● **Set task**:
Copy out each line below exactly as it appears.

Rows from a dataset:
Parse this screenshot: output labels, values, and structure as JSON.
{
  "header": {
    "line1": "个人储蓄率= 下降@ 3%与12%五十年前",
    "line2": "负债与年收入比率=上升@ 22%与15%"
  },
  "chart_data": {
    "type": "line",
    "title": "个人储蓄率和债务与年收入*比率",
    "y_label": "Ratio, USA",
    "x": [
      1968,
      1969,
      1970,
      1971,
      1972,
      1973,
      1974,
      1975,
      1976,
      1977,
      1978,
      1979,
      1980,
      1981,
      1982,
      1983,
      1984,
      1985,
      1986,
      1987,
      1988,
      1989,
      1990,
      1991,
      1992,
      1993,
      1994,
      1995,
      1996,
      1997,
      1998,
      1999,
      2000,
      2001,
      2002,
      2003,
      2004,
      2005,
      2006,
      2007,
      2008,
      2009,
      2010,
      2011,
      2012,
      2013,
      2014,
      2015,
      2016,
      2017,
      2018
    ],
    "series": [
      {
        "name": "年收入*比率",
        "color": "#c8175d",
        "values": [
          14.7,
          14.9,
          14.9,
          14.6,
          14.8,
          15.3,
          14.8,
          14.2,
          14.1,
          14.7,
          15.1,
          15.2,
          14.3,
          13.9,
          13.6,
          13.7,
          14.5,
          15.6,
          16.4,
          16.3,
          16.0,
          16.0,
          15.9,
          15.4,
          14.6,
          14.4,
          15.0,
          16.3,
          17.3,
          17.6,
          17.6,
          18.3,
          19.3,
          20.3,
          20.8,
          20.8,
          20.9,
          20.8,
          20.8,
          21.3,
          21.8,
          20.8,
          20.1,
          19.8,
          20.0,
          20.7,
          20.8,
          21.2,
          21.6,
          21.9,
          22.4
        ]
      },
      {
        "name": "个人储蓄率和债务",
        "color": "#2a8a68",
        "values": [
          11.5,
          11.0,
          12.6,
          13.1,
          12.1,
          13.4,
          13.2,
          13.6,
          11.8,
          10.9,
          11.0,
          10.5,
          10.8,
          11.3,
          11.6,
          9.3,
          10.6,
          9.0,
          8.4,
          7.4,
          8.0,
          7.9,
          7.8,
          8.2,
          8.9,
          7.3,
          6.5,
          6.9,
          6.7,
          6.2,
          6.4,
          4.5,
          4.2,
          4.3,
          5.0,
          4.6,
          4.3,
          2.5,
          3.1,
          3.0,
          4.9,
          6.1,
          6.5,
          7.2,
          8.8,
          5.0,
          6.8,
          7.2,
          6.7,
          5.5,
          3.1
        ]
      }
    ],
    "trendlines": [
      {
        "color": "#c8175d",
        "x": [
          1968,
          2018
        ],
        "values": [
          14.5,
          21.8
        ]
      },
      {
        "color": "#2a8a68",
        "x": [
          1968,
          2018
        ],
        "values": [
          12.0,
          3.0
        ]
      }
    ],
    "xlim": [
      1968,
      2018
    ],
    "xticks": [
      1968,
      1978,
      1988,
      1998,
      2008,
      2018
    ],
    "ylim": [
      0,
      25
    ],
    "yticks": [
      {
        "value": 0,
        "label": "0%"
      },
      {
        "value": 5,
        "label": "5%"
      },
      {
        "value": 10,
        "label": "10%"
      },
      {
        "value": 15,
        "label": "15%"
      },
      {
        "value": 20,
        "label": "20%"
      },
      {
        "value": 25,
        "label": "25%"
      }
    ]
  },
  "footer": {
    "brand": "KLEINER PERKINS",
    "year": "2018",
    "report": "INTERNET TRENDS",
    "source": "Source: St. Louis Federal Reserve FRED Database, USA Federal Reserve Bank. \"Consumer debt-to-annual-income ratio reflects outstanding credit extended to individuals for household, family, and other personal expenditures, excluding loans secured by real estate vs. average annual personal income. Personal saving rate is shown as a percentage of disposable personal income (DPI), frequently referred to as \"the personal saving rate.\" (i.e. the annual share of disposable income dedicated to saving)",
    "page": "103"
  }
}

● **Solution for this task**:
Parse this screenshot: output labels, values, and structure as JSON.
{
  "header": {
    "line1": "个人储蓄率= 下降@ 3%与12%五十年前",
    "line2": "负债与年收入比率=上升@ 22%与15%"
  },
  "chart_data": {
    "type": "line",
    "title": "个人储蓄率和债务与年收入*比率",
    "y_label": "Ratio, USA",
    "x": [
      1968,
      1969,
      1970,
      1971,
      1972,
      1973,
      1974,
      1975,
      1976,
      1977,
      1978,
      1979,
      1980,
      1981,
      1982,
      1983,
      1984,
      1985,
      1986,
      1987,
      1988,
      1989,
      1990,
      1991,
      1992,
      1993,
      1994,
      1995,
      1996,
      1997,
      1998,
      1999,
      2000,
      2001,
      2002,
      2003,
      2004,
      2005,
      2006,
      2007,
      2008,
      2009,
      2010,
      2011,
      2012,
      2013,
      2014,
      2015,
      2016,
      2017,
      2018
    ],
    "series": [
      {
        "name": "年收入*比率",
        "color": "#c8175d",
        "values": [
          14.7,
          14.9,
          14.9,
          14.6,
          14.8,
          15.3,
          14.8,
          14.2,
          14.1,
          14.7,
          15.1,
          15.2,
          14.3,
          13.9,
          13.6,
          13.7,
          14.5,
          15.6,
          16.4,
          16.3,
          16.0,
          16.0,
          15.9,
          15.4,
          14.6,
          14.4,
          15.0,
          16.3,
          17.3,
          17.6,
          17.6,
          18.3,
          19.3,
          20.3,
          20.8,
          20.8,
          20.9,
          20.8,
          20.8,
          21.3,
          21.8,
          20.8,
          20.1,
          19.8,
          20.0,
          20.7,
          20.8,
          21.2,
          21.6,
          21.9,
          22.4
        ]
      },
      {
        "name": "个人储蓄率和债务",
        "color": "#2a8a68",
        "values": [
          11.5,
          11.0,
          12.6,
          13.1,
          12.1,
          13.4,
          13.2,
          13.6,
          11.8,
          10.9,
          11.0,
          10.5,
          10.8,
          11.3,
          11.6,
          9.3,
          10.6,
          9.0,
          8.4,
          7.4,
          8.0,
          7.9,
          7.8,
          8.2,
          8.9,
          7.3,
          6.5,
          6.9,
          6.7,
          6.2,
          6.4,
          4.5,
          4.2,
          4.3,
          5.0,
          4.6,
          4.3,
          2.5,
          3.1,
          3.0,
          4.9,
          6.1,
          6.5,
          7.2,
          8.8,
          5.0,
          6.8,
          7.2,
          6.7,
          5.5,
          3.1
        ]
      }
    ],
    "trendlines": [
      {
        "color": "#c8175d",
        "x": [
          1968,
          2018
        ],
        "values": [
          14.5,
          21.8
        ]
      },
      {
        "color": "#2a8a68",
        "x": [
          1968,
          2018
        ],
        "values": [
          12.0,
          3.0
        ]
      }
    ],
    "xlim": [
      1968,
      2018
    ],
    "xticks": [
      1968,
      1978,
      1988,
      1998,
      2008,
      2018
    ],
    "ylim": [
      0,
      25
    ],
    "yticks": [
      {
        "value": 0,
        "label": "0%"
      },
      {
        "value": 5,
        "label": "5%"
      },
      {
        "value": 10,
        "label": "10%"
      },
      {
        "value": 15,
        "label": "15%"
      },
      {
        "value": 20,
        "label": "20%"
      },
      {
        "value": 25,
        "label": "25%"
      }
    ]
  },
  "footer": {
    "brand": "KLEINER PERKINS",
    "year": "2018",
    "report": "INTERNET TRENDS",
    "source": "Source: St. Louis Federal Reserve FRED Database, USA Federal Reserve Bank. \"Consumer debt-to-annual-income ratio reflects outstanding credit extended to individuals for household, family, and other personal expenditures, excluding loans secured by real estate vs. average annual personal income. Personal saving rate is shown as a percentage of disposable personal income (DPI), frequently referred to as \"the personal saving rate.\" (i.e. the annual share of disposable income dedicated to saving)",
    "page": "103"
  }
}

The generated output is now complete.